--- BEGIN DATA FOR THIS EXERCISE ---

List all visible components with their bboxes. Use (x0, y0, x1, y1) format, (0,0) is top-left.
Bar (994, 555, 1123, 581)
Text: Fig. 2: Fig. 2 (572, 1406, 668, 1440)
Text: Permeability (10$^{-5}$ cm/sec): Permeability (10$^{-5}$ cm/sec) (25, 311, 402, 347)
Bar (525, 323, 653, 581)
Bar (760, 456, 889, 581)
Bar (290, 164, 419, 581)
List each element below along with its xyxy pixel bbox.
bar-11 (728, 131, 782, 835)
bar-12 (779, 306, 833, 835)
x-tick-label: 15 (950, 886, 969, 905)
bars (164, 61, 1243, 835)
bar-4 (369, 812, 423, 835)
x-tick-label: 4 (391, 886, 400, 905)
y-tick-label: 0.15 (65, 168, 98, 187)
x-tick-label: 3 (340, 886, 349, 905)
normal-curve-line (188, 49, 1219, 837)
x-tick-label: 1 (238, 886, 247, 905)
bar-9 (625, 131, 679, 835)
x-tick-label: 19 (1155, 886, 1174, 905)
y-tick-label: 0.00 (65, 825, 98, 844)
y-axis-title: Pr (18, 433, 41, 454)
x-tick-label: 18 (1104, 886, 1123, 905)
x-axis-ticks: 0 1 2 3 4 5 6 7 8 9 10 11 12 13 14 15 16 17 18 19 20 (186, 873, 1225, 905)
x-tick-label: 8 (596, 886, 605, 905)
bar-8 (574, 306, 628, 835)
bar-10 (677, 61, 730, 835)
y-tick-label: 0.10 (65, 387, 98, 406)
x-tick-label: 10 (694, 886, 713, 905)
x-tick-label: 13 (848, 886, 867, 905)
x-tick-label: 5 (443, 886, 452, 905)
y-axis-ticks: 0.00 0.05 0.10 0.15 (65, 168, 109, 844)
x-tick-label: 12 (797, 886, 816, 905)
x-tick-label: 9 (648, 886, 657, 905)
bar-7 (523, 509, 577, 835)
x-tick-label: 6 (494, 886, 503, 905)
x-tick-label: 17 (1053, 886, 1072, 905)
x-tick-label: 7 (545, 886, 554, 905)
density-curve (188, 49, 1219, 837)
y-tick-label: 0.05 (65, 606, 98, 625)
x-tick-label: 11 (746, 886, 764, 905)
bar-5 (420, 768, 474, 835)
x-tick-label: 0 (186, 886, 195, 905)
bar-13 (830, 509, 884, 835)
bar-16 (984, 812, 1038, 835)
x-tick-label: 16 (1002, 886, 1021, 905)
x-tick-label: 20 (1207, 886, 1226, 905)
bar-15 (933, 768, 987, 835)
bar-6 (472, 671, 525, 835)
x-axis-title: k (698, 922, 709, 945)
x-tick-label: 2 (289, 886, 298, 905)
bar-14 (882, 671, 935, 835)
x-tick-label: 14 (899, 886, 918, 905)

--- END DATA FOR THIS EXERCISE ---

- _TASK DESCRIPTION_:
Put the lines above into a Markdown table with the columns "No." and "Line," numbering each row and leaving out any blank lines.

- _RESULT OF THE EXERCISE_:
| No. | Line |
|---|---|
| 1 | List all visible components with their bboxes. Use (x0, y0, x1, y1) format, (0,0) is top-left. |
| 2 | Bar (994, 555, 1123, 581) |
| 3 | Text: Fig. 2: Fig. 2 (572, 1406, 668, 1440) |
| 4 | Text: Permeability (10$^{-5}$ cm/sec): Permeability (10$^{-5}$ cm/sec) (25, 311, 402, 347) |
| 5 | Bar (525, 323, 653, 581) |
| 6 | Bar (760, 456, 889, 581) |
| 7 | Bar (290, 164, 419, 581) |
| 8 | List each element below along with its xyxy pixel bbox. |
| 9 | bar-11 (728, 131, 782, 835) |
| 10 | bar-12 (779, 306, 833, 835) |
| 11 | x-tick-label: 15 (950, 886, 969, 905) |
| 12 | bars (164, 61, 1243, 835) |
| 13 | bar-4 (369, 812, 423, 835) |
| 14 | x-tick-label: 4 (391, 886, 400, 905) |
| 15 | y-tick-label: 0.15 (65, 168, 98, 187) |
| 16 | x-tick-label: 3 (340, 886, 349, 905) |
| 17 | normal-curve-line (188, 49, 1219, 837) |
| 18 | x-tick-label: 1 (238, 886, 247, 905) |
| 19 | bar-9 (625, 131, 679, 835) |
| 20 | x-tick-label: 19 (1155, 886, 1174, 905) |
| 21 | y-tick-label: 0.00 (65, 825, 98, 844) |
| 22 | y-axis-title: Pr (18, 433, 41, 454) |
| 23 | x-tick-label: 18 (1104, 886, 1123, 905) |
| 24 | x-axis-ticks: 0 1 2 3 4 5 6 7 8 9 10 11 12 13 14 15 16 17 18 19 20 (186, 873, 1225, 905) |
| 25 | x-tick-label: 8 (596, 886, 605, 905) |
| 26 | bar-8 (574, 306, 628, 835) |
| 27 | bar-10 (677, 61, 730, 835) |
| 28 | y-tick-label: 0.10 (65, 387, 98, 406) |
| 29 | x-tick-label: 10 (694, 886, 713, 905) |
| 30 | x-tick-label: 13 (848, 886, 867, 905) |
| 31 | x-tick-label: 5 (443, 886, 452, 905) |
| 32 | y-axis-ticks: 0.00 0.05 0.10 0.15 (65, 168, 109, 844) |
| 33 | x-tick-label: 12 (797, 886, 816, 905) |
| 34 | x-tick-label: 9 (648, 886, 657, 905) |
| 35 | bar-7 (523, 509, 577, 835) |
| 36 | x-tick-label: 6 (494, 886, 503, 905) |
| 37 | x-tick-label: 17 (1053, 886, 1072, 905) |
| 38 | x-tick-label: 7 (545, 886, 554, 905) |
| 39 | density-curve (188, 49, 1219, 837) |
| 40 | y-tick-label: 0.05 (65, 606, 98, 625) |
| 41 | x-tick-label: 11 (746, 886, 764, 905) |
| 42 | bar-5 (420, 768, 474, 835) |
| 43 | x-tick-label: 0 (186, 886, 195, 905) |
| 44 | bar-13 (830, 509, 884, 835) |
| 45 | bar-16 (984, 812, 1038, 835) |
| 46 | x-tick-label: 16 (1002, 886, 1021, 905) |
| 47 | x-tick-label: 20 (1207, 886, 1226, 905) |
| 48 | bar-15 (933, 768, 987, 835) |
| 49 | bar-6 (472, 671, 525, 835) |
| 50 | x-axis-title: k (698, 922, 709, 945) |
| 51 | x-tick-label: 2 (289, 886, 298, 905) |
| 52 | bar-14 (882, 671, 935, 835) |
| 53 | x-tick-label: 14 (899, 886, 918, 905) |